(Task requirements)
Reproduce the data in its entirety, exactly as supplied.

(Material shown)
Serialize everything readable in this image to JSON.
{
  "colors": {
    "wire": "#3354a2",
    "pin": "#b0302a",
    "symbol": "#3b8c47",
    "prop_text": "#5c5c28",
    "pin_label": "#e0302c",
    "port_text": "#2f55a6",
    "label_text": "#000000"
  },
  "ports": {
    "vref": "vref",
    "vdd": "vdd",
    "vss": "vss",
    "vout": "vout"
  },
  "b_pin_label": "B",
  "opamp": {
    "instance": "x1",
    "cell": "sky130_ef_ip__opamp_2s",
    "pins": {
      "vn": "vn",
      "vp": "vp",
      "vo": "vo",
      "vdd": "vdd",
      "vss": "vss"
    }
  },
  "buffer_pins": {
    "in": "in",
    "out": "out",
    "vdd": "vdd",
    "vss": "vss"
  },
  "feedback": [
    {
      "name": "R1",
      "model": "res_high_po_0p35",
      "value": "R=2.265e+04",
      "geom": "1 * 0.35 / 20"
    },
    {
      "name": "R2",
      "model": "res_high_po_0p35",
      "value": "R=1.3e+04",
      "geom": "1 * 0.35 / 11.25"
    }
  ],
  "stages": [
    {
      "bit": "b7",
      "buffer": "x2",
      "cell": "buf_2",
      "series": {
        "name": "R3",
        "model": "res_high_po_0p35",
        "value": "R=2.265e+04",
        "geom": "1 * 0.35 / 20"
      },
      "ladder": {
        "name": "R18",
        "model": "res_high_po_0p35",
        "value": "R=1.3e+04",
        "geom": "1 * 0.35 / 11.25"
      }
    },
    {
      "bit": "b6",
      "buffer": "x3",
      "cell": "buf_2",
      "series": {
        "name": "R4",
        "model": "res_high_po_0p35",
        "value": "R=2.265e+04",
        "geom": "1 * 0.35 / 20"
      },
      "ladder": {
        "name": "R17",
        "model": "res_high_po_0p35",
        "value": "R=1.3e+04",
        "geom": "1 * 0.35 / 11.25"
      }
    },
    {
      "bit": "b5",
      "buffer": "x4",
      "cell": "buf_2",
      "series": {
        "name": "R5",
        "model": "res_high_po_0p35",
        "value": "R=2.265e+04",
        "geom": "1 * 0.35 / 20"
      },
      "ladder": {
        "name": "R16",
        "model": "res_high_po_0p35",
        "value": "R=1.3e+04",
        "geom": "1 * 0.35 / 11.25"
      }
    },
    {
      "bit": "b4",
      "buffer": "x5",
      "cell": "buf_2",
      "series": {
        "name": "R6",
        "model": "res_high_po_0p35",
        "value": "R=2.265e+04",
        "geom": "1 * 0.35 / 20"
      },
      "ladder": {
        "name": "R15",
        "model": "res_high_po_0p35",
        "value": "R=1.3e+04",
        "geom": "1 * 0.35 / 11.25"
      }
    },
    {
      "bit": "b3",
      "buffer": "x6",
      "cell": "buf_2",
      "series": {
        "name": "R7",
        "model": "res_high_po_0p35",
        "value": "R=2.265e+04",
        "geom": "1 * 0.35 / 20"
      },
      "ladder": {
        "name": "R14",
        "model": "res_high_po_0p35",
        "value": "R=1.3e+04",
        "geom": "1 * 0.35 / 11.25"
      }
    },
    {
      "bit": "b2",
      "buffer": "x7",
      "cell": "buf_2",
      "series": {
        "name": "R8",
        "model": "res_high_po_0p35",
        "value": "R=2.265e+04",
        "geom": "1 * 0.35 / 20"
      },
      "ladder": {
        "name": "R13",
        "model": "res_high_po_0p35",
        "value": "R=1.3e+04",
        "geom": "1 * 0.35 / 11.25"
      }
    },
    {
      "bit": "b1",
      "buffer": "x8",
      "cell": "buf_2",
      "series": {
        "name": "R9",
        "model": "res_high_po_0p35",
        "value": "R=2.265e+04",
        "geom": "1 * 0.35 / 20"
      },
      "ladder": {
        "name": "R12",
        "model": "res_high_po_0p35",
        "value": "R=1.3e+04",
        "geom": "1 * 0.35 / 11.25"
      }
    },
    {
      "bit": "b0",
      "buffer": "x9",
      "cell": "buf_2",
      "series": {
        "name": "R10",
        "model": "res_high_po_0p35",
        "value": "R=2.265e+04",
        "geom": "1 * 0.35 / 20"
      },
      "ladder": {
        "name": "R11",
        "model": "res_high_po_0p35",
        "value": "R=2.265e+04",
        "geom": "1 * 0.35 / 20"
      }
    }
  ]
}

(Expected output)
Serialize everything readable in this image to JSON.
{
  "colors": {
    "wire": "#3354a2",
    "pin": "#b0302a",
    "symbol": "#3b8c47",
    "prop_text": "#5c5c28",
    "pin_label": "#e0302c",
    "port_text": "#2f55a6",
    "label_text": "#000000"
  },
  "ports": {
    "vref": "vref",
    "vdd": "vdd",
    "vss": "vss",
    "vout": "vout"
  },
  "b_pin_label": "B",
  "opamp": {
    "instance": "x1",
    "cell": "sky130_ef_ip__opamp_2s",
    "pins": {
      "vn": "vn",
      "vp": "vp",
      "vo": "vo",
      "vdd": "vdd",
      "vss": "vss"
    }
  },
  "buffer_pins": {
    "in": "in",
    "out": "out",
    "vdd": "vdd",
    "vss": "vss"
  },
  "feedback": [
    {
      "name": "R1",
      "model": "res_high_po_0p35",
      "value": "R=2.265e+04",
      "geom": "1 * 0.35 / 20"
    },
    {
      "name": "R2",
      "model": "res_high_po_0p35",
      "value": "R=1.3e+04",
      "geom": "1 * 0.35 / 11.25"
    }
  ],
  "stages": [
    {
      "bit": "b7",
      "buffer": "x2",
      "cell": "buf_2",
      "series": {
        "name": "R3",
        "model": "res_high_po_0p35",
        "value": "R=2.265e+04",
        "geom": "1 * 0.35 / 20"
      },
      "ladder": {
        "name": "R18",
        "model": "res_high_po_0p35",
        "value": "R=1.3e+04",
        "geom": "1 * 0.35 / 11.25"
      }
    },
    {
      "bit": "b6",
      "buffer": "x3",
      "cell": "buf_2",
      "series": {
        "name": "R4",
        "model": "res_high_po_0p35",
        "value": "R=2.265e+04",
        "geom": "1 * 0.35 / 20"
      },
      "ladder": {
        "name": "R17",
        "model": "res_high_po_0p35",
        "value": "R=1.3e+04",
        "geom": "1 * 0.35 / 11.25"
      }
    },
    {
      "bit": "b5",
      "buffer": "x4",
      "cell": "buf_2",
      "series": {
        "name": "R5",
        "model": "res_high_po_0p35",
        "value": "R=2.265e+04",
        "geom": "1 * 0.35 / 20"
      },
      "ladder": {
        "name": "R16",
        "model": "res_high_po_0p35",
        "value": "R=1.3e+04",
        "geom": "1 * 0.35 / 11.25"
      }
    },
    {
      "bit": "b4",
      "buffer": "x5",
      "cell": "buf_2",
      "series": {
        "name": "R6",
        "model": "res_high_po_0p35",
        "value": "R=2.265e+04",
        "geom": "1 * 0.35 / 20"
      },
      "ladder": {
        "name": "R15",
        "model": "res_high_po_0p35",
        "value": "R=1.3e+04",
        "geom": "1 * 0.35 / 11.25"
      }
    },
    {
      "bit": "b3",
      "buffer": "x6",
      "cell": "buf_2",
      "series": {
        "name": "R7",
        "model": "res_high_po_0p35",
        "value": "R=2.265e+04",
        "geom": "1 * 0.35 / 20"
      },
      "ladder": {
        "name": "R14",
        "model": "res_high_po_0p35",
        "value": "R=1.3e+04",
        "geom": "1 * 0.35 / 11.25"
      }
    },
    {
      "bit": "b2",
      "buffer": "x7",
      "cell": "buf_2",
      "series": {
        "name": "R8",
        "model": "res_high_po_0p35",
        "value": "R=2.265e+04",
        "geom": "1 * 0.35 / 20"
      },
      "ladder": {
        "name": "R13",
        "model": "res_high_po_0p35",
        "value": "R=1.3e+04",
        "geom": "1 * 0.35 / 11.25"
      }
    },
    {
      "bit": "b1",
      "buffer": "x8",
      "cell": "buf_2",
      "series": {
        "name": "R9",
        "model": "res_high_po_0p35",
        "value": "R=2.265e+04",
        "geom": "1 * 0.35 / 20"
      },
      "ladder": {
        "name": "R12",
        "model": "res_high_po_0p35",
        "value": "R=1.3e+04",
        "geom": "1 * 0.35 / 11.25"
      }
    },
    {
      "bit": "b0",
      "buffer": "x9",
      "cell": "buf_2",
      "series": {
        "name": "R10",
        "model": "res_high_po_0p35",
        "value": "R=2.265e+04",
        "geom": "1 * 0.35 / 20"
      },
      "ladder": {
        "name": "R11",
        "model": "res_high_po_0p35",
        "value": "R=2.265e+04",
        "geom": "1 * 0.35 / 20"
      }
    }
  ]
}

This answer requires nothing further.